## What to work on
Retype the data that follows line by line, exactly, and leave its pictures out.

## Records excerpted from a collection
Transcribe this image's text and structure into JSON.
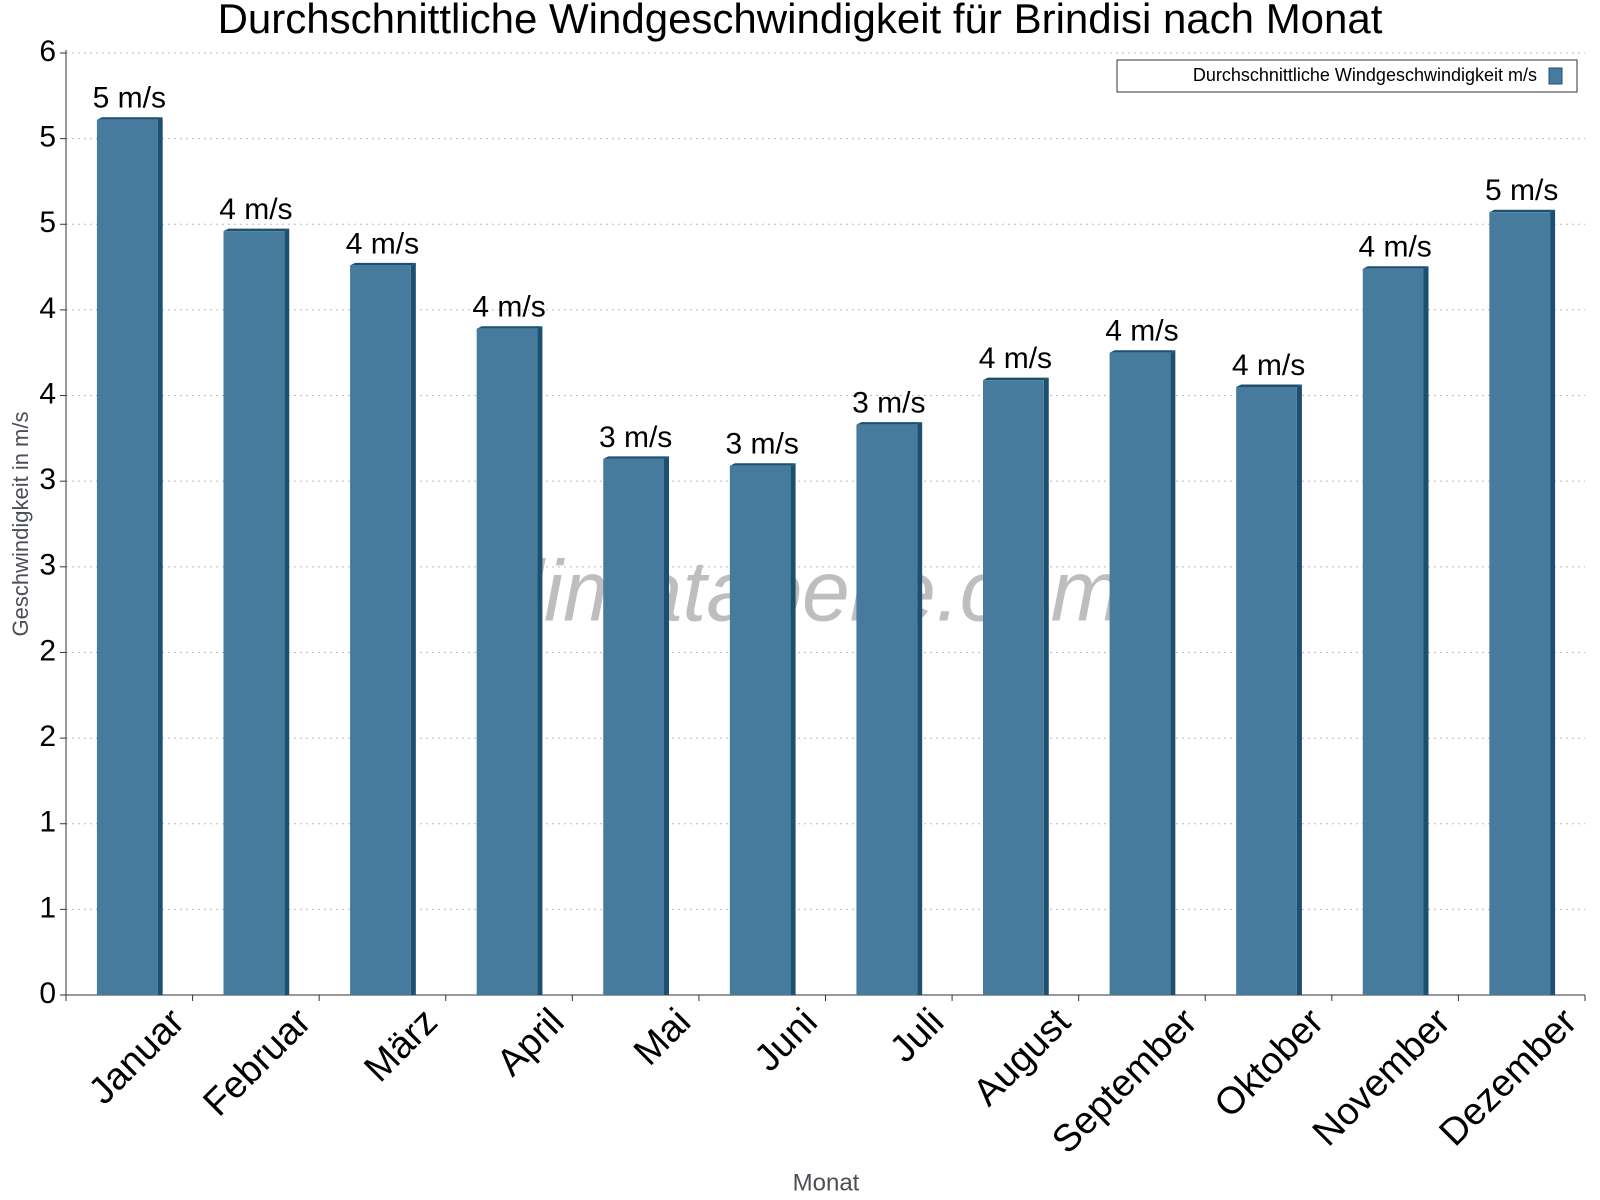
{
  "chart_data": {
    "type": "bar",
    "title": "Durchschnittliche Windgeschwindigkeit für Brindisi nach Monat",
    "x_label": "Monat",
    "y_label": "Geschwindigkeit in m/s",
    "watermark": "klimatabelle.com",
    "categories": [
      "Januar",
      "Februar",
      "März",
      "April",
      "Mai",
      "Juni",
      "Juli",
      "August",
      "September",
      "Oktober",
      "November",
      "Dezember"
    ],
    "series": [
      {
        "name": "Durchschnittliche Windgeschwindigkeit m/s",
        "color": "#467b9d",
        "values": [
          5.11,
          4.46,
          4.26,
          3.89,
          3.13,
          3.09,
          3.33,
          3.59,
          3.75,
          3.55,
          4.24,
          4.57
        ],
        "value_labels": [
          "5 m/s",
          "4 m/s",
          "4 m/s",
          "4 m/s",
          "3 m/s",
          "3 m/s",
          "3 m/s",
          "4 m/s",
          "4 m/s",
          "4 m/s",
          "4 m/s",
          "5 m/s"
        ]
      }
    ],
    "ylim": [
      0,
      5.5
    ],
    "yticks": [
      0,
      {
        "value": 0.5,
        "label": "1"
      },
      1,
      {
        "value": 1.5,
        "label": "2"
      },
      2,
      {
        "value": 2.5,
        "label": "3"
      },
      3,
      {
        "value": 3.5,
        "label": "4"
      },
      4,
      {
        "value": 4.5,
        "label": "5"
      },
      5,
      {
        "value": 5.5,
        "label": "6"
      }
    ],
    "grid": true,
    "legend": "top-right"
  }
}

## Task answer
Transcribe this image's text and structure into JSON.
{
  "chart_data": {
    "type": "bar",
    "title": "Durchschnittliche Windgeschwindigkeit für Brindisi nach Monat",
    "x_label": "Monat",
    "y_label": "Geschwindigkeit in m/s",
    "watermark": "klimatabelle.com",
    "categories": [
      "Januar",
      "Februar",
      "März",
      "April",
      "Mai",
      "Juni",
      "Juli",
      "August",
      "September",
      "Oktober",
      "November",
      "Dezember"
    ],
    "series": [
      {
        "name": "Durchschnittliche Windgeschwindigkeit m/s",
        "color": "#467b9d",
        "values": [
          5.11,
          4.46,
          4.26,
          3.89,
          3.13,
          3.09,
          3.33,
          3.59,
          3.75,
          3.55,
          4.24,
          4.57
        ],
        "value_labels": [
          "5 m/s",
          "4 m/s",
          "4 m/s",
          "4 m/s",
          "3 m/s",
          "3 m/s",
          "3 m/s",
          "4 m/s",
          "4 m/s",
          "4 m/s",
          "4 m/s",
          "5 m/s"
        ]
      }
    ],
    "ylim": [
      0,
      5.5
    ],
    "yticks": [
      0,
      {
        "value": 0.5,
        "label": "1"
      },
      1,
      {
        "value": 1.5,
        "label": "2"
      },
      2,
      {
        "value": 2.5,
        "label": "3"
      },
      3,
      {
        "value": 3.5,
        "label": "4"
      },
      4,
      {
        "value": 4.5,
        "label": "5"
      },
      5,
      {
        "value": 5.5,
        "label": "6"
      }
    ],
    "grid": true,
    "legend": "top-right"
  }
}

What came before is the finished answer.